Dataset records —
· · ·

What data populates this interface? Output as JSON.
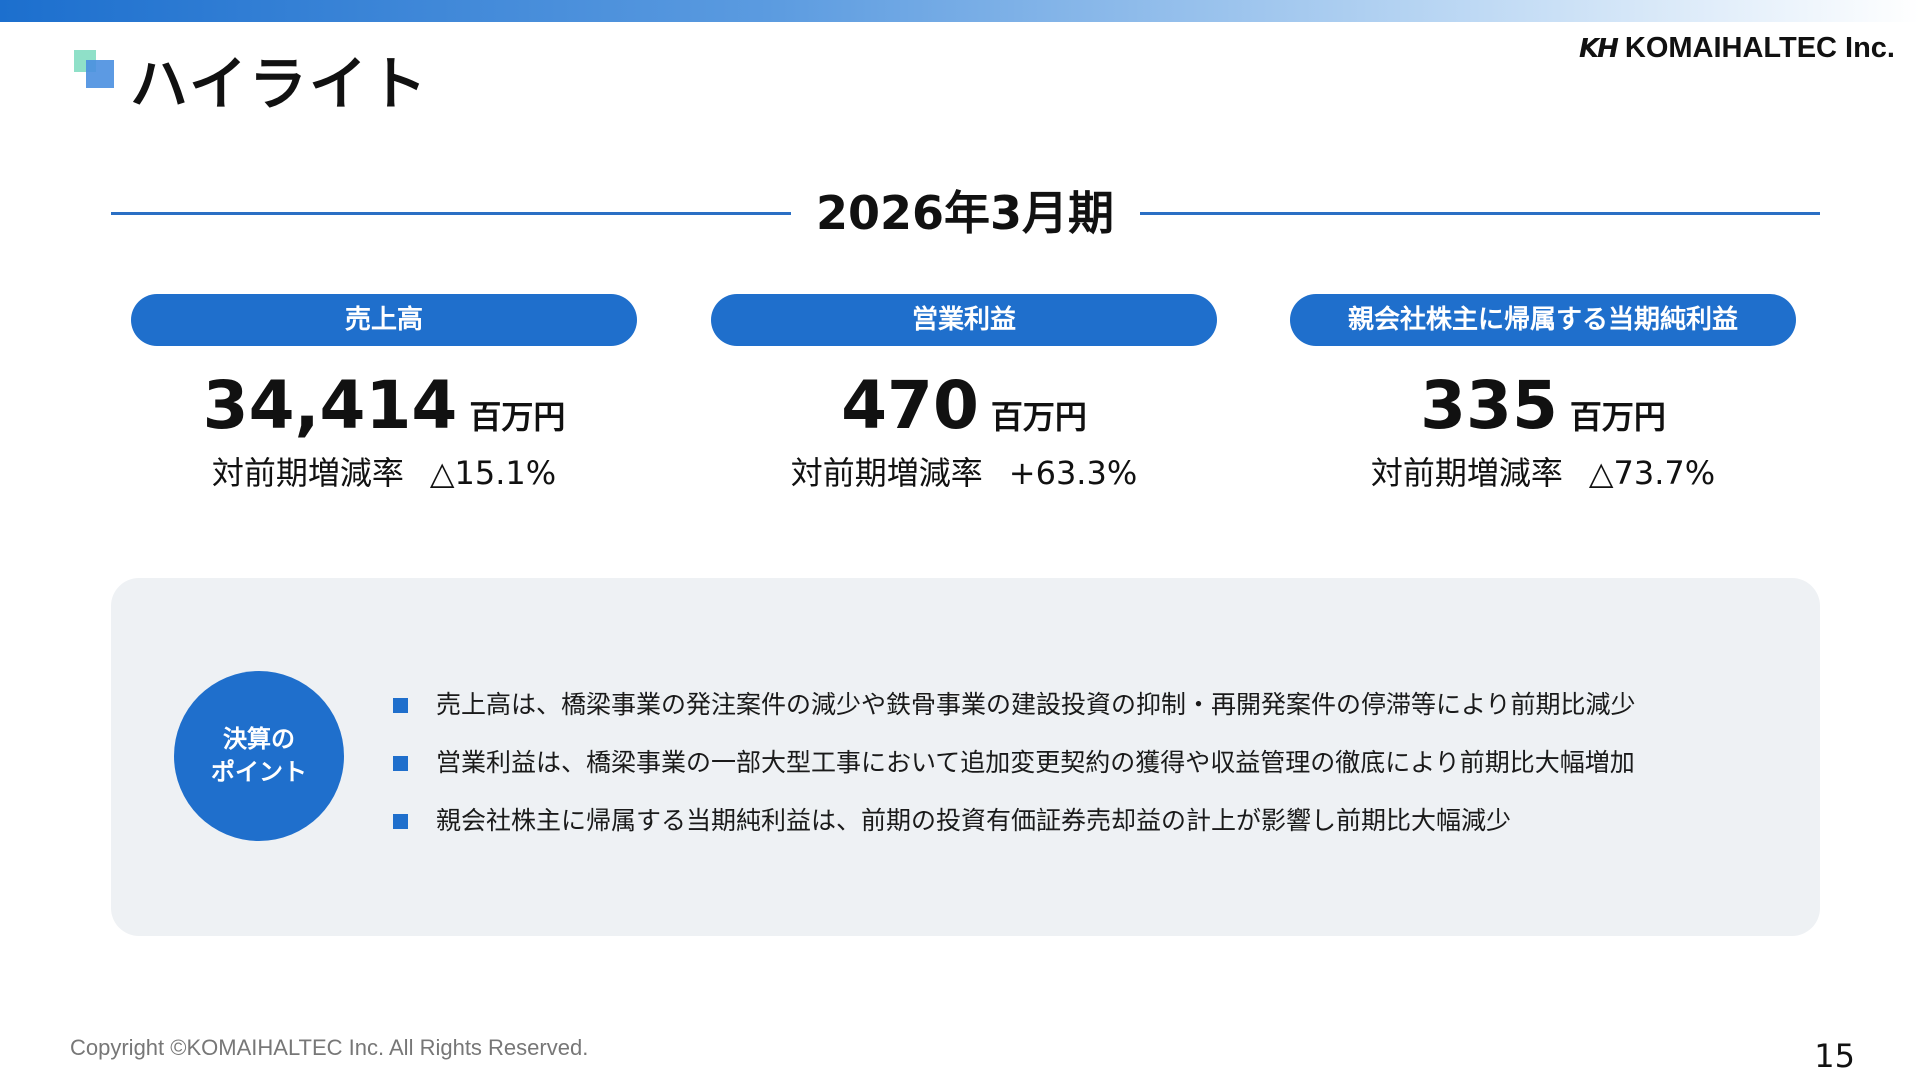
{
  "header": {
    "title": "ハイライト",
    "logo_mark": "KH",
    "logo_text": "KOMAIHALTEC Inc.",
    "icon": "square-mark-icon"
  },
  "period": "2026年3月期",
  "metrics": [
    {
      "label": "売上高",
      "value": "34,414",
      "unit": "百万円",
      "change_label": "対前期増減率",
      "change_value": "△15.1%"
    },
    {
      "label": "営業利益",
      "value": "470",
      "unit": "百万円",
      "change_label": "対前期増減率",
      "change_value": "+63.3%"
    },
    {
      "label": "親会社株主に帰属する当期純利益",
      "value": "335",
      "unit": "百万円",
      "change_label": "対前期増減率",
      "change_value": "△73.7%"
    }
  ],
  "points": {
    "badge_line1": "決算の",
    "badge_line2": "ポイント",
    "items": [
      "売上高は、橋梁事業の発注案件の減少や鉄骨事業の建設投資の抑制・再開発案件の停滞等により前期比減少",
      "営業利益は、橋梁事業の一部大型工事において追加変更契約の獲得や収益管理の徹底により前期比大幅増加",
      "親会社株主に帰属する当期純利益は、前期の投資有価証券売却益の計上が影響し前期比大幅減少"
    ]
  },
  "footer": {
    "copyright": "Copyright ©KOMAIHALTEC Inc. All Rights Reserved.",
    "page_number": "15"
  },
  "colors": {
    "accent": "#1f6fcc",
    "panel_bg": "#eef1f4",
    "title_mark_light": "#8fe0c8",
    "title_mark_dark": "#4a8fe0"
  }
}
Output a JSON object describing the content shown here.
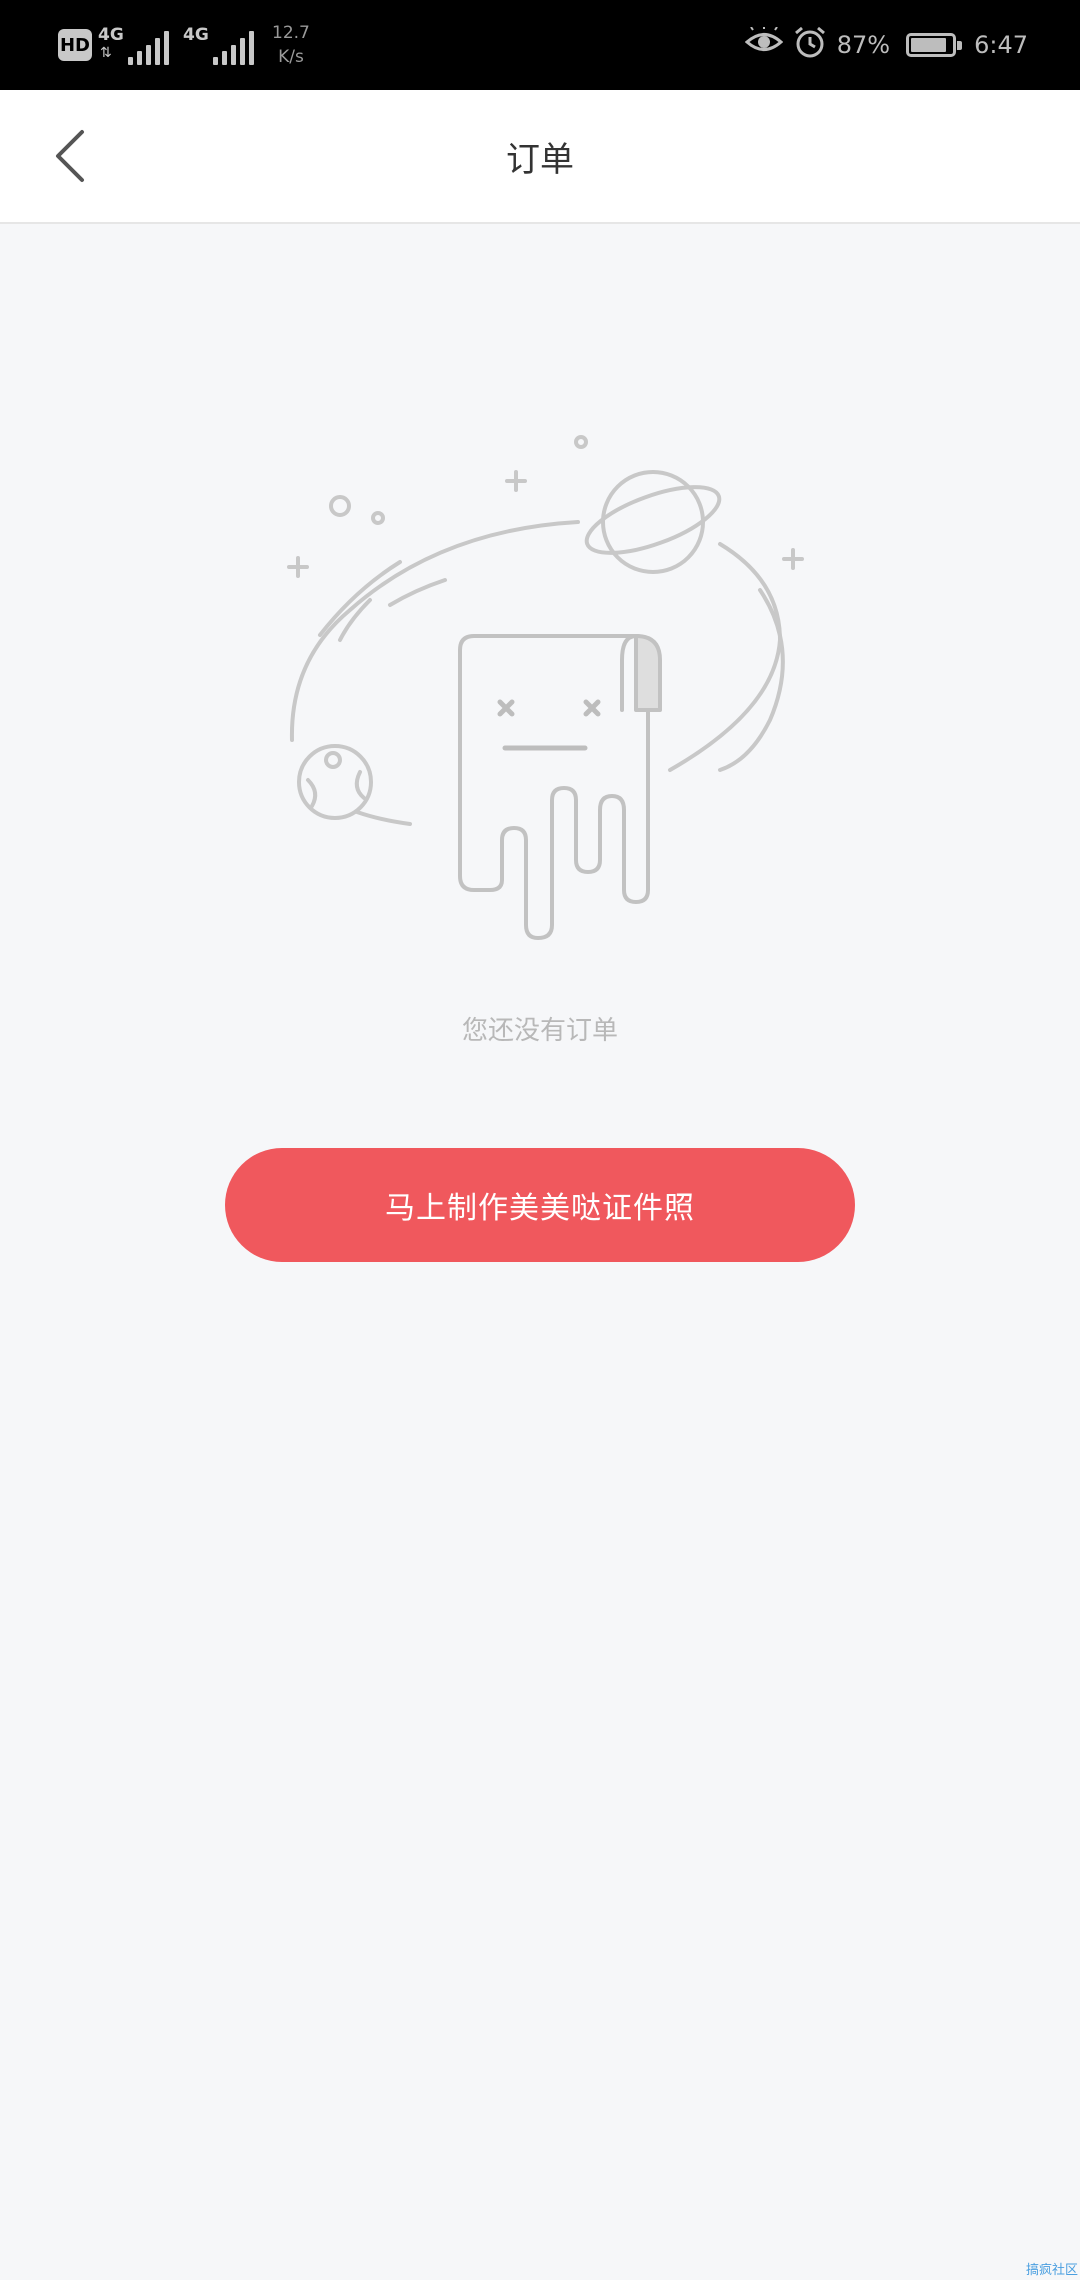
{
  "status_bar": {
    "hd": "HD",
    "net1": "4G",
    "net2": "4G",
    "speed_value": "12.7",
    "speed_unit": "K/s",
    "battery_percent": "87%",
    "battery_level": 0.87,
    "time": "6:47",
    "icons": [
      "eye-icon",
      "alarm-icon",
      "battery-icon",
      "signal-icon"
    ]
  },
  "header": {
    "title": "订单",
    "back_icon": "chevron-left-icon"
  },
  "empty_state": {
    "illustration": "empty-orders-illustration",
    "message": "您还没有订单"
  },
  "cta": {
    "label": "马上制作美美哒证件照",
    "color": "#f0585d"
  },
  "watermark": "搞疯社区",
  "colors": {
    "background": "#f6f7f9",
    "accent": "#f0585d",
    "muted_text": "#b8b8b8"
  }
}
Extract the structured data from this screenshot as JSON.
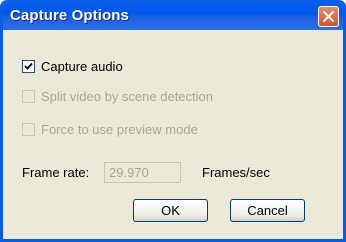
{
  "window": {
    "title": "Capture Options"
  },
  "options": [
    {
      "label": "Capture audio",
      "checked": true,
      "enabled": true
    },
    {
      "label": "Split video by scene detection",
      "checked": false,
      "enabled": false
    },
    {
      "label": "Force to use preview mode",
      "checked": false,
      "enabled": false
    }
  ],
  "frame_rate": {
    "label": "Frame rate:",
    "value": "29.970",
    "unit": "Frames/sec"
  },
  "buttons": {
    "ok": "OK",
    "cancel": "Cancel"
  },
  "colors": {
    "title_bar": "#0a5ee6",
    "close_button": "#d4552b",
    "dialog_bg": "#ece9d8"
  }
}
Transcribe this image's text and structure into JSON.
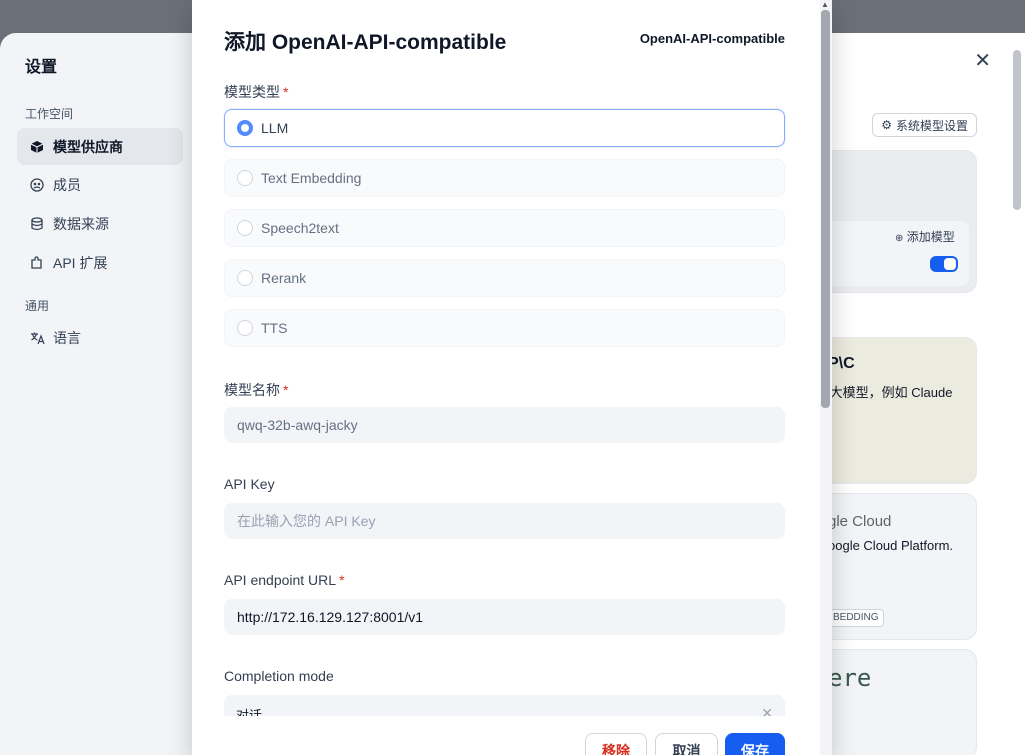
{
  "settings": {
    "title": "设置",
    "group_workspace": "工作空间",
    "group_general": "通用",
    "nav": {
      "providers": "模型供应商",
      "members": "成员",
      "data_source": "数据来源",
      "api_ext": "API 扩展",
      "language": "语言"
    },
    "system_model_btn": "系统模型设置",
    "add_model": "添加模型",
    "card2_title": "P\\C",
    "card2_desc": ":大模型，例如 Claude",
    "card3_title": "gle Cloud",
    "card3_desc": "oogle Cloud Platform.",
    "card3_tag": "BEDDING",
    "card4_title": "ere"
  },
  "modal": {
    "title": "添加 OpenAI-API-compatible",
    "provider_label": "OpenAI-API-compatible",
    "model_type_label": "模型类型",
    "required_mark": "*",
    "model_types": [
      "LLM",
      "Text Embedding",
      "Speech2text",
      "Rerank",
      "TTS"
    ],
    "selected_model_type": "LLM",
    "model_name_label": "模型名称",
    "model_name_value": "qwq-32b-awq-jacky",
    "api_key_label": "API Key",
    "api_key_placeholder": "在此输入您的 API Key",
    "endpoint_label": "API endpoint URL",
    "endpoint_value": "http://172.16.129.127:8001/v1",
    "completion_label": "Completion mode",
    "completion_value": "对话",
    "buttons": {
      "remove": "移除",
      "cancel": "取消",
      "save": "保存"
    }
  },
  "colors": {
    "accent": "#155eef",
    "danger": "#d92d20",
    "selected_border": "#84adff"
  },
  "icons": [
    "cube-icon",
    "members-icon",
    "database-icon",
    "puzzle-icon",
    "translate-icon",
    "close-icon",
    "gear-icon",
    "plus-circle-icon"
  ]
}
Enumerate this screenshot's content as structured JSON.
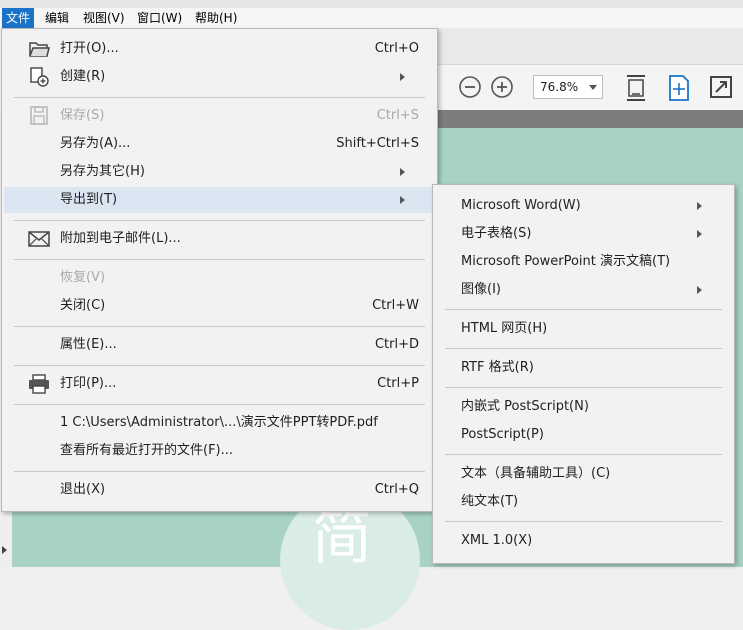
{
  "menubar": {
    "items": [
      {
        "label": "文件"
      },
      {
        "label": "编辑"
      },
      {
        "label": "视图(V)"
      },
      {
        "label": "窗口(W)"
      },
      {
        "label": "帮助(H)"
      }
    ]
  },
  "toolbar": {
    "zoom_value": "76.8%",
    "zoom_out_icon": "minus-circle-icon",
    "zoom_in_icon": "plus-circle-icon"
  },
  "document": {
    "visible_char": "简"
  },
  "file_menu": {
    "items": [
      {
        "label": "打开(O)...",
        "shortcut": "Ctrl+O",
        "icon": "folder-open-icon"
      },
      {
        "label": "创建(R)",
        "shortcut": "",
        "icon": "create-document-icon",
        "submenu": true
      },
      {
        "label": "保存(S)",
        "shortcut": "Ctrl+S",
        "icon": "save-icon",
        "disabled": true
      },
      {
        "label": "另存为(A)...",
        "shortcut": "Shift+Ctrl+S"
      },
      {
        "label": "另存为其它(H)",
        "shortcut": "",
        "submenu": true
      },
      {
        "label": "导出到(T)",
        "shortcut": "",
        "submenu": true,
        "highlight": true
      },
      {
        "label": "附加到电子邮件(L)...",
        "shortcut": "",
        "icon": "envelope-icon"
      },
      {
        "label": "恢复(V)",
        "shortcut": "",
        "disabled": true
      },
      {
        "label": "关闭(C)",
        "shortcut": "Ctrl+W"
      },
      {
        "label": "属性(E)...",
        "shortcut": "Ctrl+D"
      },
      {
        "label": "打印(P)...",
        "shortcut": "Ctrl+P",
        "icon": "printer-icon"
      },
      {
        "label": "1 C:\\Users\\Administrator\\...\\演示文件PPT转PDF.pdf",
        "shortcut": ""
      },
      {
        "label": "查看所有最近打开的文件(F)...",
        "shortcut": ""
      },
      {
        "label": "退出(X)",
        "shortcut": "Ctrl+Q"
      }
    ]
  },
  "export_menu": {
    "items": [
      {
        "label": "Microsoft Word(W)",
        "submenu": true
      },
      {
        "label": "电子表格(S)",
        "submenu": true
      },
      {
        "label": "Microsoft PowerPoint 演示文稿(T)"
      },
      {
        "label": "图像(I)",
        "submenu": true
      },
      {
        "label": "HTML 网页(H)"
      },
      {
        "label": "RTF 格式(R)"
      },
      {
        "label": "内嵌式 PostScript(N)"
      },
      {
        "label": "PostScript(P)"
      },
      {
        "label": "文本（具备辅助工具）(C)"
      },
      {
        "label": "纯文本(T)"
      },
      {
        "label": "XML 1.0(X)"
      }
    ]
  },
  "colors": {
    "menubar_active": "#1a73c8",
    "menu_bg": "#f2f2f2",
    "highlight": "#dce6f3",
    "page_bg": "#a7d2c5",
    "doc_bg": "#7d7d7d"
  }
}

· · ·

Work required — Check every line of the data, and copy the ones that contain "screenshot".

Correct result —
Extract the structured data from this screenshot as JSON.
Enumerate this screenshot's content as structured JSON.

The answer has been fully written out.